- _GOAL_:
Pick out all lines with the word "sottint" from the records that follow.

[Records]
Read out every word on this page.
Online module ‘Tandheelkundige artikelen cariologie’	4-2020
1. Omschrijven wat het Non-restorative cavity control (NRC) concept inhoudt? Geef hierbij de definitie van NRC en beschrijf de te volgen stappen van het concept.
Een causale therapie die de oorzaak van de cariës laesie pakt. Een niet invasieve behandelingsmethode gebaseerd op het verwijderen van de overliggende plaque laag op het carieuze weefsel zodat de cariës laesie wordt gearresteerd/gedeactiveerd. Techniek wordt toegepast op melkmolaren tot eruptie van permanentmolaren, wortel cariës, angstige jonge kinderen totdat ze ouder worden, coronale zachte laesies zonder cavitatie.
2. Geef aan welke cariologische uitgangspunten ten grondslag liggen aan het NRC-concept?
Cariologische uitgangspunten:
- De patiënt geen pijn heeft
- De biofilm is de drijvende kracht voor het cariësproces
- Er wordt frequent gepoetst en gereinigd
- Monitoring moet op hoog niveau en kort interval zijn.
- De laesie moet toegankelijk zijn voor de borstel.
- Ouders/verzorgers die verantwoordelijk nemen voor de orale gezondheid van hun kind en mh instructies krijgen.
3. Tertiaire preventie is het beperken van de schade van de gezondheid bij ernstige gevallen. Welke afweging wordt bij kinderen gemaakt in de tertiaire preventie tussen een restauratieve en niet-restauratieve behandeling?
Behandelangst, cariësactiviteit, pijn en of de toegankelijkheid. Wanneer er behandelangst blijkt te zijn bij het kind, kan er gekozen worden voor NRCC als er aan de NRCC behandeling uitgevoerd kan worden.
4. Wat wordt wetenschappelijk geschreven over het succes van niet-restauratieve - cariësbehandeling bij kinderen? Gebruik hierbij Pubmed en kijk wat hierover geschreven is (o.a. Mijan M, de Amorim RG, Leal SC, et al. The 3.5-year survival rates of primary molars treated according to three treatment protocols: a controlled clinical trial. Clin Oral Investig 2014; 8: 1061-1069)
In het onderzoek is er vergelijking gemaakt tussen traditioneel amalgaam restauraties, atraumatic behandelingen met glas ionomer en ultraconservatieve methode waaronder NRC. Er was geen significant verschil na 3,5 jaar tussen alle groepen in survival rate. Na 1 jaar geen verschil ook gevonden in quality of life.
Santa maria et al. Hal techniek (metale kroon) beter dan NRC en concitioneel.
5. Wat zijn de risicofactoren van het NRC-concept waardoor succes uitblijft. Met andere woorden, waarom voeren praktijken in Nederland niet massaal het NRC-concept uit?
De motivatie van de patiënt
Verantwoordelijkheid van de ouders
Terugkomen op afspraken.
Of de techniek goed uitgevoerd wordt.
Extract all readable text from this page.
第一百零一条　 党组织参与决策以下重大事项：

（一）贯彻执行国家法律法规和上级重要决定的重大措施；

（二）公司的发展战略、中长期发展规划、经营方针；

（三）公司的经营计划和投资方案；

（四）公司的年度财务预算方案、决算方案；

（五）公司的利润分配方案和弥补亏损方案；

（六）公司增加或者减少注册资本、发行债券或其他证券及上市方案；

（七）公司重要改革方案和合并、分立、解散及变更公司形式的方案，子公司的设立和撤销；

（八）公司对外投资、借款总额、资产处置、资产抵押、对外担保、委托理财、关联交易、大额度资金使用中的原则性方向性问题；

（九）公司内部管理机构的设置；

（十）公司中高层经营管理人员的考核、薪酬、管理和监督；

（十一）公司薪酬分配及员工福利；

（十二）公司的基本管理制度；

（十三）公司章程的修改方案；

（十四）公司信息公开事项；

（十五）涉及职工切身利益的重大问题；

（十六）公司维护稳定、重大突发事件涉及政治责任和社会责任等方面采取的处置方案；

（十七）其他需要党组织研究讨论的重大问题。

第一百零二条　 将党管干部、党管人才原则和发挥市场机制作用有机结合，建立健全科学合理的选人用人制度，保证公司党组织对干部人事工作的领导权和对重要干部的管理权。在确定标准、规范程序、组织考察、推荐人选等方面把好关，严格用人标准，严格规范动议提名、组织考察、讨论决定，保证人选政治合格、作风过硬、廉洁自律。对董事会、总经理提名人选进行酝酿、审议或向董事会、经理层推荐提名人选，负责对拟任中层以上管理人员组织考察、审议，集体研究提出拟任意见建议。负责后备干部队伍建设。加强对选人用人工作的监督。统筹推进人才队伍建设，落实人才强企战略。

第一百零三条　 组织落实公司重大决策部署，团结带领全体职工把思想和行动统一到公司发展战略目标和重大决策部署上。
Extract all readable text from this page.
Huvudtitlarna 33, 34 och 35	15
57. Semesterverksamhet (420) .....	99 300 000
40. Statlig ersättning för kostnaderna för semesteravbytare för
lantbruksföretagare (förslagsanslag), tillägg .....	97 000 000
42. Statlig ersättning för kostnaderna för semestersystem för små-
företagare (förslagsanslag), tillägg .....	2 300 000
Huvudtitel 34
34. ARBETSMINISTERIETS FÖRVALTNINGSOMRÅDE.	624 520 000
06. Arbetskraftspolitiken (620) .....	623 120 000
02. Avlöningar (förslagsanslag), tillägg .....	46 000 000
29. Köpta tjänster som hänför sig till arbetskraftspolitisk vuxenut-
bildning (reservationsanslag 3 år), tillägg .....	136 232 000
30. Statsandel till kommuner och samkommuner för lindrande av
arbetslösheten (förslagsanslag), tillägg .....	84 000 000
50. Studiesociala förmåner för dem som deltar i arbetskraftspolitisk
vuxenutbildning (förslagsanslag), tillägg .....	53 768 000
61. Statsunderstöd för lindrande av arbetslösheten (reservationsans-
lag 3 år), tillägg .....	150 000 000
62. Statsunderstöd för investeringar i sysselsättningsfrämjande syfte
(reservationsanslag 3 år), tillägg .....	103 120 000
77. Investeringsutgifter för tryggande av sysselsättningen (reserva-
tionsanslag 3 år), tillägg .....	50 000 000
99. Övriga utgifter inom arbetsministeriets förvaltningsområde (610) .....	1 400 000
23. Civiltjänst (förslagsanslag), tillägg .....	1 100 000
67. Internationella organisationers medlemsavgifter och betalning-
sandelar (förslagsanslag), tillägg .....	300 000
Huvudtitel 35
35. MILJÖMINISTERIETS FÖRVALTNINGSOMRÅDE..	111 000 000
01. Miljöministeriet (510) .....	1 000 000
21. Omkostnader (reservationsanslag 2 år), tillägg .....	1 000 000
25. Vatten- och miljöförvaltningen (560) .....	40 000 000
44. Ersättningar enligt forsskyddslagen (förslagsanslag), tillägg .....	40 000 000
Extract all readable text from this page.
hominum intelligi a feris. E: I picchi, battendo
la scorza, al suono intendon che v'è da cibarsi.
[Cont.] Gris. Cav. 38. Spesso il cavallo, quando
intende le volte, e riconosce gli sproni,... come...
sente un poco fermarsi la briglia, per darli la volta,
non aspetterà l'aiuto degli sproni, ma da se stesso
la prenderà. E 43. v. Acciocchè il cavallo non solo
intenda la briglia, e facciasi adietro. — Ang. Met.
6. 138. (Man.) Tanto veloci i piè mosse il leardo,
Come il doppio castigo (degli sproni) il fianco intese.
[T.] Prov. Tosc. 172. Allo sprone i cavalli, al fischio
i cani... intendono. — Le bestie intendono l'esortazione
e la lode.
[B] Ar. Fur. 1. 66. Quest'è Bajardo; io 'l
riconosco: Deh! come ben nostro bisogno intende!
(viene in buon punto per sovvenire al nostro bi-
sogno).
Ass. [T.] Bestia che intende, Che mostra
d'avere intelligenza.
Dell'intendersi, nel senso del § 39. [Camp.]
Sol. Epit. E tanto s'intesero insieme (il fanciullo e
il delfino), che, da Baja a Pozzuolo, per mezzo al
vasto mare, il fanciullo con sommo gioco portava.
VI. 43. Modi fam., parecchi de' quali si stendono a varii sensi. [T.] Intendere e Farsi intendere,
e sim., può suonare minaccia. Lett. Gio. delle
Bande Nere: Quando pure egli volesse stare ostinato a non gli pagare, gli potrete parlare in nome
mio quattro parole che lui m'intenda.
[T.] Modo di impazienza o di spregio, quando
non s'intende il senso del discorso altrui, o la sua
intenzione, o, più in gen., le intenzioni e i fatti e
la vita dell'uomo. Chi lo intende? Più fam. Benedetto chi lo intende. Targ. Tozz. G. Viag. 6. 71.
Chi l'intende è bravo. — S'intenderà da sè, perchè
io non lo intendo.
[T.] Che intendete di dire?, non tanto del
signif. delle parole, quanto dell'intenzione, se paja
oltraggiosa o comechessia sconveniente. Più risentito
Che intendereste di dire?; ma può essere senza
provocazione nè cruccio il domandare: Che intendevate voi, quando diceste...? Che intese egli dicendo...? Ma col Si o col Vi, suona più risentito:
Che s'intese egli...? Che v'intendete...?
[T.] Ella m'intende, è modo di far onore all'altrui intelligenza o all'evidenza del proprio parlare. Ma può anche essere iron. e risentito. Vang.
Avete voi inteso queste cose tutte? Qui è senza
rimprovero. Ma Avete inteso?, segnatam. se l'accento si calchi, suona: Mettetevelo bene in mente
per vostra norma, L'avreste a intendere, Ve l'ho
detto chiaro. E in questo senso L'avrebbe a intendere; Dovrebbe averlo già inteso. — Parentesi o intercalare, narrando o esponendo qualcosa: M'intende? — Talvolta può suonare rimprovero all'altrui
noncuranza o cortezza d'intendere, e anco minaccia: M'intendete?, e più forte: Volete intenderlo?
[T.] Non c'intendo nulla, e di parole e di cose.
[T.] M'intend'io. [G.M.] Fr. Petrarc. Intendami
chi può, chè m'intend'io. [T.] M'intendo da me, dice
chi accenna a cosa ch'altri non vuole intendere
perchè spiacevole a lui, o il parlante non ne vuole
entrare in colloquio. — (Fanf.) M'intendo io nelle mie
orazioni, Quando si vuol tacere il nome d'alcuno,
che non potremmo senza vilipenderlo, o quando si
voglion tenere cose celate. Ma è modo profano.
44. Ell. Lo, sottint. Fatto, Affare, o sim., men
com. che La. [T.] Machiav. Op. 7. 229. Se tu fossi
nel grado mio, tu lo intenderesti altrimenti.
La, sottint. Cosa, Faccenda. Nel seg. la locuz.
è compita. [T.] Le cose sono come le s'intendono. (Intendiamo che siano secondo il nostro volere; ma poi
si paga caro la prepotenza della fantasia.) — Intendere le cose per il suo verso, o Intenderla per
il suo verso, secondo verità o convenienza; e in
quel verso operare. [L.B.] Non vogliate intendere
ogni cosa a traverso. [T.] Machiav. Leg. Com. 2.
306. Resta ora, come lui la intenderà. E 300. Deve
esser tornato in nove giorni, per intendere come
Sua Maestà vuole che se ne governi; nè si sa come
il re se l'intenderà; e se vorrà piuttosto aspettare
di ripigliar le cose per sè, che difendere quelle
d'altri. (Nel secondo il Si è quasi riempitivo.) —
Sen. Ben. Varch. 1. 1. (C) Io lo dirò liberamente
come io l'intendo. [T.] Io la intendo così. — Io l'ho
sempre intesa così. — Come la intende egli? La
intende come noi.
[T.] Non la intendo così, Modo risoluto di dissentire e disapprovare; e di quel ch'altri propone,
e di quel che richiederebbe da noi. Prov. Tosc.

- _SOLUTION TO THIS TASK_:
44. Ell. Lo, sottint. Fatto, Affare, o sim., men
La, sottint. Cosa, Faccenda. Nel seg. la locuz.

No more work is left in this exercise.